§ **Data section**
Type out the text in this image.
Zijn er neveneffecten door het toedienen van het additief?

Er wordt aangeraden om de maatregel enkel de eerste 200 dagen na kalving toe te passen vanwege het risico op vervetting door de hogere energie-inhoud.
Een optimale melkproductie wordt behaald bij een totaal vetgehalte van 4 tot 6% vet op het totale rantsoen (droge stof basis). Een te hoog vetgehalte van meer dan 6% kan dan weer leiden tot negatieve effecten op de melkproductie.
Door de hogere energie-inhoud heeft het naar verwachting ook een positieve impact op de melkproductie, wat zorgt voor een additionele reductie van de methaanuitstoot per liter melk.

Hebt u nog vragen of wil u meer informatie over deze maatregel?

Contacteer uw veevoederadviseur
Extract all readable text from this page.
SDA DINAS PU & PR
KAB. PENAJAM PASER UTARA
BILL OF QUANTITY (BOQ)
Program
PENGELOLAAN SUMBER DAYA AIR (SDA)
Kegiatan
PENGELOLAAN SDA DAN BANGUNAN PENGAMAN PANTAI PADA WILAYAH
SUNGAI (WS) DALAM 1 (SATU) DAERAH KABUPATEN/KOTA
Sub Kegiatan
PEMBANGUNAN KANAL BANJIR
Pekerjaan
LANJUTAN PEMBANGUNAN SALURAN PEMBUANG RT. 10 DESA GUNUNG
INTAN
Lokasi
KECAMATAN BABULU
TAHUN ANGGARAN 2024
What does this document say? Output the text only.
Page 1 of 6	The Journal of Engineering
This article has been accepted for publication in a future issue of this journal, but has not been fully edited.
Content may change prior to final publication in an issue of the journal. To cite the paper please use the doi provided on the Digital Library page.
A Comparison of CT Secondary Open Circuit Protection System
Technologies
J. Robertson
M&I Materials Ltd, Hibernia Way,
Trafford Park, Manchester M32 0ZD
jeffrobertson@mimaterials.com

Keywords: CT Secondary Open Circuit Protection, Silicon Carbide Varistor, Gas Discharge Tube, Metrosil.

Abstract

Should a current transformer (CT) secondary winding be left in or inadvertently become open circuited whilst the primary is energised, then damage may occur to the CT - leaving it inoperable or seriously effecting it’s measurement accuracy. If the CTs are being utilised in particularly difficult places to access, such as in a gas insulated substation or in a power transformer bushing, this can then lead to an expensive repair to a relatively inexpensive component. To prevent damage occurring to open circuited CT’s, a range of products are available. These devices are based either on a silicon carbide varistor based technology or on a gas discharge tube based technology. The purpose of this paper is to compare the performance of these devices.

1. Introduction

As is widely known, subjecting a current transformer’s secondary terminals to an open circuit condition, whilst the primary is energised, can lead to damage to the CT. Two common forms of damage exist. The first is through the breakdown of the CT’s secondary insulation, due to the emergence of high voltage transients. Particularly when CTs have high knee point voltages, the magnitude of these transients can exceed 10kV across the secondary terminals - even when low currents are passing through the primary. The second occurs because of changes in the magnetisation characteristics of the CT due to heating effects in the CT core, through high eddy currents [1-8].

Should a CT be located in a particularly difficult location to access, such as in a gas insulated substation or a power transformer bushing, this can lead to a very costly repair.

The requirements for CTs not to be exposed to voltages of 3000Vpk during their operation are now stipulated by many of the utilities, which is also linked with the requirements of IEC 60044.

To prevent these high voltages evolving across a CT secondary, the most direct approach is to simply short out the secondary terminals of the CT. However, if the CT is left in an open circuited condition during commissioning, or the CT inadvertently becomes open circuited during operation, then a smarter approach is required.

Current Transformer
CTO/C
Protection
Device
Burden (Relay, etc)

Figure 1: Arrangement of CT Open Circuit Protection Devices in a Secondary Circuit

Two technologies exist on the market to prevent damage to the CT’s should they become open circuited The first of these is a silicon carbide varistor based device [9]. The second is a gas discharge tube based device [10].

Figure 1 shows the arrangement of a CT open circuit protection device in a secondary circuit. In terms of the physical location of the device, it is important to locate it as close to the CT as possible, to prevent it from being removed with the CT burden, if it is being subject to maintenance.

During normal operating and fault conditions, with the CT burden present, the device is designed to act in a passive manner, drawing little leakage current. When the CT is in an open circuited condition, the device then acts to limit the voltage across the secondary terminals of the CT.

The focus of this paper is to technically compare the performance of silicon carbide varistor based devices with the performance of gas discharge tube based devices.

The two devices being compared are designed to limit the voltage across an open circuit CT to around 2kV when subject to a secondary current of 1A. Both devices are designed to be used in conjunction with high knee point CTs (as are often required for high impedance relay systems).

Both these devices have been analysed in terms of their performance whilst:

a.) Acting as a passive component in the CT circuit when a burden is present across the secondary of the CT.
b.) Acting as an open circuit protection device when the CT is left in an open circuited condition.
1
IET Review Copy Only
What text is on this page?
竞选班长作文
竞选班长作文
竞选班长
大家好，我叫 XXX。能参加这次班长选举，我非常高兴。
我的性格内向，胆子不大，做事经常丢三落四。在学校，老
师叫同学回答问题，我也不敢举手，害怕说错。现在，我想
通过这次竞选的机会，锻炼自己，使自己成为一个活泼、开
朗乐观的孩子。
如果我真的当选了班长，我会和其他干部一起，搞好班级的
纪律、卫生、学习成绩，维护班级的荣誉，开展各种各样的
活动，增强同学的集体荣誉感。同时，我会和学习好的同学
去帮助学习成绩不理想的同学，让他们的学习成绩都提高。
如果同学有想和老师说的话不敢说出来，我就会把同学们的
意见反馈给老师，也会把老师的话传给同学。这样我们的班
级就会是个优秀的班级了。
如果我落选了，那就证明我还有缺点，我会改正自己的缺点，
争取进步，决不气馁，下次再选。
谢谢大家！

§ **Your goal**
Please reproduce all of the entries exactly as they stand.

§ **Correct output**
Type out the text in this image.
Zijn er neveneffecten door het toedienen van het additief?

Er wordt aangeraden om de maatregel enkel de eerste 200 dagen na kalving toe te passen vanwege het risico op vervetting door de hogere energie-inhoud.
Een optimale melkproductie wordt behaald bij een totaal vetgehalte van 4 tot 6% vet op het totale rantsoen (droge stof basis). Een te hoog vetgehalte van meer dan 6% kan dan weer leiden tot negatieve effecten op de melkproductie.
Door de hogere energie-inhoud heeft het naar verwachting ook een positieve impact op de melkproductie, wat zorgt voor een additionele reductie van de methaanuitstoot per liter melk.

Hebt u nog vragen of wil u meer informatie over deze maatregel?

Contacteer uw veevoederadviseur
Extract all readable text from this page.
SDA DINAS PU & PR
KAB. PENAJAM PASER UTARA
BILL OF QUANTITY (BOQ)
Program
PENGELOLAAN SUMBER DAYA AIR (SDA)
Kegiatan
PENGELOLAAN SDA DAN BANGUNAN PENGAMAN PANTAI PADA WILAYAH
SUNGAI (WS) DALAM 1 (SATU) DAERAH KABUPATEN/KOTA
Sub Kegiatan
PEMBANGUNAN KANAL BANJIR
Pekerjaan
LANJUTAN PEMBANGUNAN SALURAN PEMBUANG RT. 10 DESA GUNUNG
INTAN
Lokasi
KECAMATAN BABULU
TAHUN ANGGARAN 2024
What does this document say? Output the text only.
Page 1 of 6	The Journal of Engineering
This article has been accepted for publication in a future issue of this journal, but has not been fully edited.
Content may change prior to final publication in an issue of the journal. To cite the paper please use the doi provided on the Digital Library page.
A Comparison of CT Secondary Open Circuit Protection System
Technologies
J. Robertson
M&I Materials Ltd, Hibernia Way,
Trafford Park, Manchester M32 0ZD
jeffrobertson@mimaterials.com

Keywords: CT Secondary Open Circuit Protection, Silicon Carbide Varistor, Gas Discharge Tube, Metrosil.

Abstract

Should a current transformer (CT) secondary winding be left in or inadvertently become open circuited whilst the primary is energised, then damage may occur to the CT - leaving it inoperable or seriously effecting it’s measurement accuracy. If the CTs are being utilised in particularly difficult places to access, such as in a gas insulated substation or in a power transformer bushing, this can then lead to an expensive repair to a relatively inexpensive component. To prevent damage occurring to open circuited CT’s, a range of products are available. These devices are based either on a silicon carbide varistor based technology or on a gas discharge tube based technology. The purpose of this paper is to compare the performance of these devices.

1. Introduction

As is widely known, subjecting a current transformer’s secondary terminals to an open circuit condition, whilst the primary is energised, can lead to damage to the CT. Two common forms of damage exist. The first is through the breakdown of the CT’s secondary insulation, due to the emergence of high voltage transients. Particularly when CTs have high knee point voltages, the magnitude of these transients can exceed 10kV across the secondary terminals - even when low currents are passing through the primary. The second occurs because of changes in the magnetisation characteristics of the CT due to heating effects in the CT core, through high eddy currents [1-8].

Should a CT be located in a particularly difficult location to access, such as in a gas insulated substation or a power transformer bushing, this can lead to a very costly repair.

The requirements for CTs not to be exposed to voltages of 3000Vpk during their operation are now stipulated by many of the utilities, which is also linked with the requirements of IEC 60044.

To prevent these high voltages evolving across a CT secondary, the most direct approach is to simply short out the secondary terminals of the CT. However, if the CT is left in an open circuited condition during commissioning, or the CT inadvertently becomes open circuited during operation, then a smarter approach is required.

Current Transformer
CTO/C
Protection
Device
Burden (Relay, etc)

Figure 1: Arrangement of CT Open Circuit Protection Devices in a Secondary Circuit

Two technologies exist on the market to prevent damage to the CT’s should they become open circuited The first of these is a silicon carbide varistor based device [9]. The second is a gas discharge tube based device [10].

Figure 1 shows the arrangement of a CT open circuit protection device in a secondary circuit. In terms of the physical location of the device, it is important to locate it as close to the CT as possible, to prevent it from being removed with the CT burden, if it is being subject to maintenance.

During normal operating and fault conditions, with the CT burden present, the device is designed to act in a passive manner, drawing little leakage current. When the CT is in an open circuited condition, the device then acts to limit the voltage across the secondary terminals of the CT.

The focus of this paper is to technically compare the performance of silicon carbide varistor based devices with the performance of gas discharge tube based devices.

The two devices being compared are designed to limit the voltage across an open circuit CT to around 2kV when subject to a secondary current of 1A. Both devices are designed to be used in conjunction with high knee point CTs (as are often required for high impedance relay systems).

Both these devices have been analysed in terms of their performance whilst:

a.) Acting as a passive component in the CT circuit when a burden is present across the secondary of the CT.
b.) Acting as an open circuit protection device when the CT is left in an open circuited condition.
1
IET Review Copy Only
What text is on this page?
竞选班长作文
竞选班长作文
竞选班长
大家好，我叫 XXX。能参加这次班长选举，我非常高兴。
我的性格内向，胆子不大，做事经常丢三落四。在学校，老
师叫同学回答问题，我也不敢举手，害怕说错。现在，我想
通过这次竞选的机会，锻炼自己，使自己成为一个活泼、开
朗乐观的孩子。
如果我真的当选了班长，我会和其他干部一起，搞好班级的
纪律、卫生、学习成绩，维护班级的荣誉，开展各种各样的
活动，增强同学的集体荣誉感。同时，我会和学习好的同学
去帮助学习成绩不理想的同学，让他们的学习成绩都提高。
如果同学有想和老师说的话不敢说出来，我就会把同学们的
意见反馈给老师，也会把老师的话传给同学。这样我们的班
级就会是个优秀的班级了。
如果我落选了，那就证明我还有缺点，我会改正自己的缺点，
争取进步，决不气馁，下次再选。
谢谢大家！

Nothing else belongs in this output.